§ **Task prompt**: The listing below must be repeated word for word, with its images excluded.

§ **The records**:
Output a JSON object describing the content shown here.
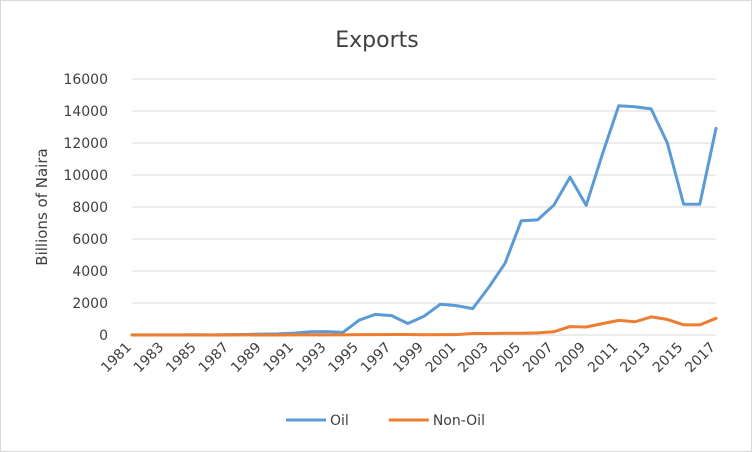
{
  "chart_data": {
    "type": "line",
    "title": "Exports",
    "xlabel": "",
    "ylabel": "Billions of Naira",
    "ylim": [
      0,
      16000
    ],
    "yticks": [
      0,
      2000,
      4000,
      6000,
      8000,
      10000,
      12000,
      14000,
      16000
    ],
    "x": [
      1981,
      1982,
      1983,
      1984,
      1985,
      1986,
      1987,
      1988,
      1989,
      1990,
      1991,
      1992,
      1993,
      1994,
      1995,
      1996,
      1997,
      1998,
      1999,
      2000,
      2001,
      2002,
      2003,
      2004,
      2005,
      2006,
      2007,
      2008,
      2009,
      2010,
      2011,
      2012,
      2013,
      2014,
      2015,
      2016,
      2017
    ],
    "xtick_labels": [
      "1981",
      "1983",
      "1985",
      "1987",
      "1989",
      "1991",
      "1993",
      "1995",
      "1997",
      "1999",
      "2001",
      "2003",
      "2005",
      "2007",
      "2009",
      "2011",
      "2013",
      "2015",
      "2017"
    ],
    "grid": true,
    "legend": "bottom",
    "series": [
      {
        "name": "Oil",
        "color": "#5b9bd5",
        "values": [
          8,
          8,
          7,
          9,
          11,
          9,
          28,
          29,
          56,
          71,
          121,
          201,
          213,
          160,
          928,
          1286,
          1212,
          718,
          1169,
          1920,
          1839,
          1650,
          2994,
          4489,
          7141,
          7191,
          8110,
          9861,
          8106,
          11300,
          14324,
          14260,
          14132,
          12007,
          8184,
          8177,
          12910
        ]
      },
      {
        "name": "Non-Oil",
        "color": "#ed7d31",
        "values": [
          2,
          2,
          2,
          2,
          3,
          2,
          3,
          4,
          3,
          3,
          5,
          4,
          5,
          6,
          24,
          23,
          29,
          34,
          19,
          24,
          28,
          95,
          95,
          113,
          106,
          133,
          199,
          525,
          500,
          711,
          913,
          828,
          1131,
          974,
          640,
          631,
          1043
        ]
      }
    ]
  }
}
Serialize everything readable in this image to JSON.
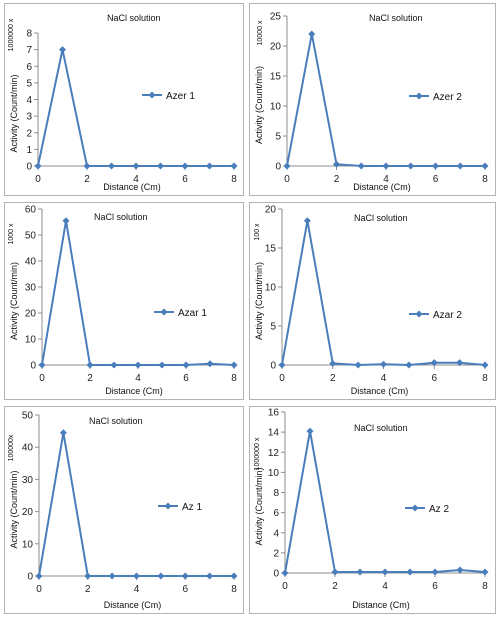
{
  "chart_data": [
    {
      "type": "line",
      "title": "NaCl solution",
      "xlabel": "Distance (Cm)",
      "ylabel": "Activity (Count/min)",
      "multiplier_label": "1000000 x",
      "xlim": [
        0,
        8
      ],
      "ylim": [
        0,
        8
      ],
      "xticks": [
        0,
        2,
        4,
        6,
        8
      ],
      "yticks": [
        0,
        1,
        2,
        3,
        4,
        5,
        6,
        7,
        8
      ],
      "legend_placement": "right",
      "series": [
        {
          "name": "Azer 1",
          "x": [
            0,
            1,
            2,
            3,
            4,
            5,
            6,
            7,
            8
          ],
          "y": [
            0,
            7,
            0,
            0,
            0,
            0,
            0,
            0,
            0
          ]
        }
      ]
    },
    {
      "type": "line",
      "title": "NaCl solution",
      "xlabel": "Distance (Cm)",
      "ylabel": "Activity (Count/min)",
      "multiplier_label": "10000 x",
      "xlim": [
        0,
        8
      ],
      "ylim": [
        0,
        25
      ],
      "xticks": [
        0,
        2,
        4,
        6,
        8
      ],
      "yticks": [
        0,
        5,
        10,
        15,
        20,
        25
      ],
      "legend_placement": "right",
      "series": [
        {
          "name": "Azer 2",
          "x": [
            0,
            1,
            2,
            3,
            4,
            5,
            6,
            7,
            8
          ],
          "y": [
            0,
            22,
            0.3,
            0,
            0,
            0,
            0,
            0,
            0
          ]
        }
      ]
    },
    {
      "type": "line",
      "title": "NaCl solution",
      "xlabel": "Distance (Cm)",
      "ylabel": "Activity (Count/min)",
      "multiplier_label": "1000 x",
      "xlim": [
        0,
        8
      ],
      "ylim": [
        0,
        60
      ],
      "xticks": [
        0,
        2,
        4,
        6,
        8
      ],
      "yticks": [
        0,
        10,
        20,
        30,
        40,
        50,
        60
      ],
      "legend_placement": "right",
      "series": [
        {
          "name": "Azar 1",
          "x": [
            0,
            1,
            2,
            3,
            4,
            5,
            6,
            7,
            8
          ],
          "y": [
            0,
            55.5,
            0,
            0,
            0,
            0,
            0,
            0.5,
            0
          ]
        }
      ]
    },
    {
      "type": "line",
      "title": "NaCl solution",
      "xlabel": "Distance (Cm)",
      "ylabel": "Activity (Count/min)",
      "multiplier_label": "100 x",
      "xlim": [
        0,
        8
      ],
      "ylim": [
        0,
        20
      ],
      "xticks": [
        0,
        2,
        4,
        6,
        8
      ],
      "yticks": [
        0,
        5,
        10,
        15,
        20
      ],
      "legend_placement": "right",
      "series": [
        {
          "name": "Azar 2",
          "x": [
            0,
            1,
            2,
            3,
            4,
            5,
            6,
            7,
            8
          ],
          "y": [
            0,
            18.5,
            0.2,
            0,
            0.1,
            0,
            0.3,
            0.3,
            0
          ]
        }
      ]
    },
    {
      "type": "line",
      "title": "NaCl solution",
      "xlabel": "Distance (Cm)",
      "ylabel": "Activity (Count/min)",
      "multiplier_label": "100000x",
      "xlim": [
        0,
        8
      ],
      "ylim": [
        0,
        50
      ],
      "xticks": [
        0,
        2,
        4,
        6,
        8
      ],
      "yticks": [
        0,
        10,
        20,
        30,
        40,
        50
      ],
      "legend_placement": "right",
      "series": [
        {
          "name": "Az 1",
          "x": [
            0,
            1,
            2,
            3,
            4,
            5,
            6,
            7,
            8
          ],
          "y": [
            0,
            44.5,
            0,
            0,
            0,
            0,
            0,
            0,
            0
          ]
        }
      ]
    },
    {
      "type": "line",
      "title": "NaCl solution",
      "xlabel": "Distance (Cm)",
      "ylabel": "Activity (Count/min)",
      "multiplier_label": "1000000 x",
      "xlim": [
        0,
        8
      ],
      "ylim": [
        0,
        16
      ],
      "xticks": [
        0,
        2,
        4,
        6,
        8
      ],
      "yticks": [
        0,
        2,
        4,
        6,
        8,
        10,
        12,
        14,
        16
      ],
      "legend_placement": "right",
      "series": [
        {
          "name": "Az 2",
          "x": [
            0,
            1,
            2,
            3,
            4,
            5,
            6,
            7,
            8
          ],
          "y": [
            0,
            14.1,
            0.1,
            0.1,
            0.1,
            0.1,
            0.1,
            0.3,
            0.1
          ]
        }
      ]
    }
  ]
}
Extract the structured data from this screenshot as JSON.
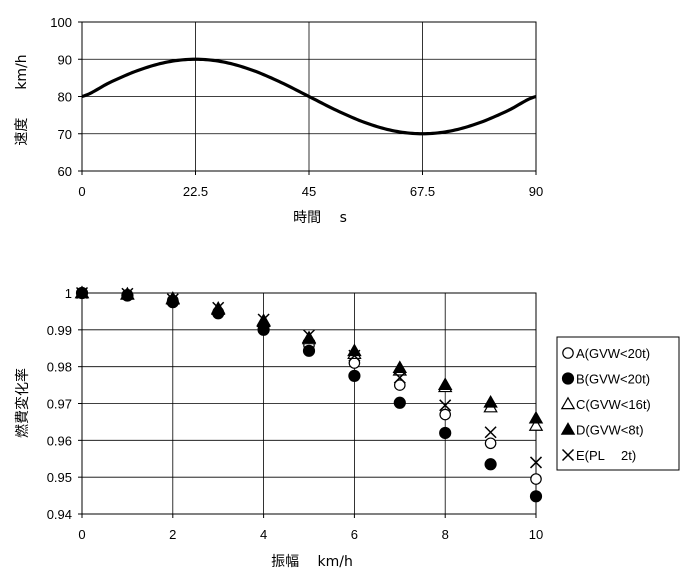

§ **Completed exercise**:
Output a JSON object describing the content shown here.
{
  "chart_data": {
    "type": "line",
    "title": "Exports",
    "xlabel": "",
    "ylabel": "Billions of Naira",
    "ylim": [
      0,
      16000
    ],
    "yticks": [
      0,
      2000,
      4000,
      6000,
      8000,
      10000,
      12000,
      14000,
      16000
    ],
    "x": [
      1981,
      1982,
      1983,
      1984,
      1985,
      1986,
      1987,
      1988,
      1989,
      1990,
      1991,
      1992,
      1993,
      1994,
      1995,
      1996,
      1997,
      1998,
      1999,
      2000,
      2001,
      2002,
      2003,
      2004,
      2005,
      2006,
      2007,
      2008,
      2009,
      2010,
      2011,
      2012,
      2013,
      2014,
      2015,
      2016,
      2017
    ],
    "xtick_labels": [
      "1981",
      "1983",
      "1985",
      "1987",
      "1989",
      "1991",
      "1993",
      "1995",
      "1997",
      "1999",
      "2001",
      "2003",
      "2005",
      "2007",
      "2009",
      "2011",
      "2013",
      "2015",
      "2017"
    ],
    "grid": true,
    "legend": "bottom",
    "series": [
      {
        "name": "Oil",
        "color": "#5b9bd5",
        "values": [
          8,
          8,
          7,
          9,
          11,
          9,
          28,
          29,
          56,
          71,
          121,
          201,
          213,
          160,
          928,
          1286,
          1212,
          718,
          1169,
          1920,
          1839,
          1650,
          2994,
          4489,
          7141,
          7191,
          8110,
          9861,
          8106,
          11300,
          14324,
          14260,
          14132,
          12007,
          8184,
          8177,
          12910
        ]
      },
      {
        "name": "Non-Oil",
        "color": "#ed7d31",
        "values": [
          2,
          2,
          2,
          2,
          3,
          2,
          3,
          4,
          3,
          3,
          5,
          4,
          5,
          6,
          24,
          23,
          29,
          34,
          19,
          24,
          28,
          95,
          95,
          113,
          106,
          133,
          199,
          525,
          500,
          711,
          913,
          828,
          1131,
          974,
          640,
          631,
          1043
        ]
      }
    ]
  }
}
Serialize everything readable in this image to JSON.
{
  "chart_data": [
    {
      "type": "line",
      "title": "NaCl solution",
      "xlabel": "Distance (Cm)",
      "ylabel": "Activity (Count/min)",
      "multiplier_label": "1000000 x",
      "xlim": [
        0,
        8
      ],
      "ylim": [
        0,
        8
      ],
      "xticks": [
        0,
        2,
        4,
        6,
        8
      ],
      "yticks": [
        0,
        1,
        2,
        3,
        4,
        5,
        6,
        7,
        8
      ],
      "legend_placement": "right",
      "series": [
        {
          "name": "Azer 1",
          "x": [
            0,
            1,
            2,
            3,
            4,
            5,
            6,
            7,
            8
          ],
          "y": [
            0,
            7,
            0,
            0,
            0,
            0,
            0,
            0,
            0
          ]
        }
      ]
    },
    {
      "type": "line",
      "title": "NaCl solution",
      "xlabel": "Distance (Cm)",
      "ylabel": "Activity (Count/min)",
      "multiplier_label": "10000 x",
      "xlim": [
        0,
        8
      ],
      "ylim": [
        0,
        25
      ],
      "xticks": [
        0,
        2,
        4,
        6,
        8
      ],
      "yticks": [
        0,
        5,
        10,
        15,
        20,
        25
      ],
      "legend_placement": "right",
      "series": [
        {
          "name": "Azer 2",
          "x": [
            0,
            1,
            2,
            3,
            4,
            5,
            6,
            7,
            8
          ],
          "y": [
            0,
            22,
            0.3,
            0,
            0,
            0,
            0,
            0,
            0
          ]
        }
      ]
    },
    {
      "type": "line",
      "title": "NaCl solution",
      "xlabel": "Distance (Cm)",
      "ylabel": "Activity (Count/min)",
      "multiplier_label": "1000 x",
      "xlim": [
        0,
        8
      ],
      "ylim": [
        0,
        60
      ],
      "xticks": [
        0,
        2,
        4,
        6,
        8
      ],
      "yticks": [
        0,
        10,
        20,
        30,
        40,
        50,
        60
      ],
      "legend_placement": "right",
      "series": [
        {
          "name": "Azar 1",
          "x": [
            0,
            1,
            2,
            3,
            4,
            5,
            6,
            7,
            8
          ],
          "y": [
            0,
            55.5,
            0,
            0,
            0,
            0,
            0,
            0.5,
            0
          ]
        }
      ]
    },
    {
      "type": "line",
      "title": "NaCl solution",
      "xlabel": "Distance (Cm)",
      "ylabel": "Activity (Count/min)",
      "multiplier_label": "100 x",
      "xlim": [
        0,
        8
      ],
      "ylim": [
        0,
        20
      ],
      "xticks": [
        0,
        2,
        4,
        6,
        8
      ],
      "yticks": [
        0,
        5,
        10,
        15,
        20
      ],
      "legend_placement": "right",
      "series": [
        {
          "name": "Azar 2",
          "x": [
            0,
            1,
            2,
            3,
            4,
            5,
            6,
            7,
            8
          ],
          "y": [
            0,
            18.5,
            0.2,
            0,
            0.1,
            0,
            0.3,
            0.3,
            0
          ]
        }
      ]
    },
    {
      "type": "line",
      "title": "NaCl solution",
      "xlabel": "Distance (Cm)",
      "ylabel": "Activity (Count/min)",
      "multiplier_label": "100000x",
      "xlim": [
        0,
        8
      ],
      "ylim": [
        0,
        50
      ],
      "xticks": [
        0,
        2,
        4,
        6,
        8
      ],
      "yticks": [
        0,
        10,
        20,
        30,
        40,
        50
      ],
      "legend_placement": "right",
      "series": [
        {
          "name": "Az 1",
          "x": [
            0,
            1,
            2,
            3,
            4,
            5,
            6,
            7,
            8
          ],
          "y": [
            0,
            44.5,
            0,
            0,
            0,
            0,
            0,
            0,
            0
          ]
        }
      ]
    },
    {
      "type": "line",
      "title": "NaCl solution",
      "xlabel": "Distance (Cm)",
      "ylabel": "Activity (Count/min)",
      "multiplier_label": "1000000 x",
      "xlim": [
        0,
        8
      ],
      "ylim": [
        0,
        16
      ],
      "xticks": [
        0,
        2,
        4,
        6,
        8
      ],
      "yticks": [
        0,
        2,
        4,
        6,
        8,
        10,
        12,
        14,
        16
      ],
      "legend_placement": "right",
      "series": [
        {
          "name": "Az 2",
          "x": [
            0,
            1,
            2,
            3,
            4,
            5,
            6,
            7,
            8
          ],
          "y": [
            0,
            14.1,
            0.1,
            0.1,
            0.1,
            0.1,
            0.1,
            0.3,
            0.1
          ]
        }
      ]
    }
  ]
}
Extract the structured data from this screenshot as JSON.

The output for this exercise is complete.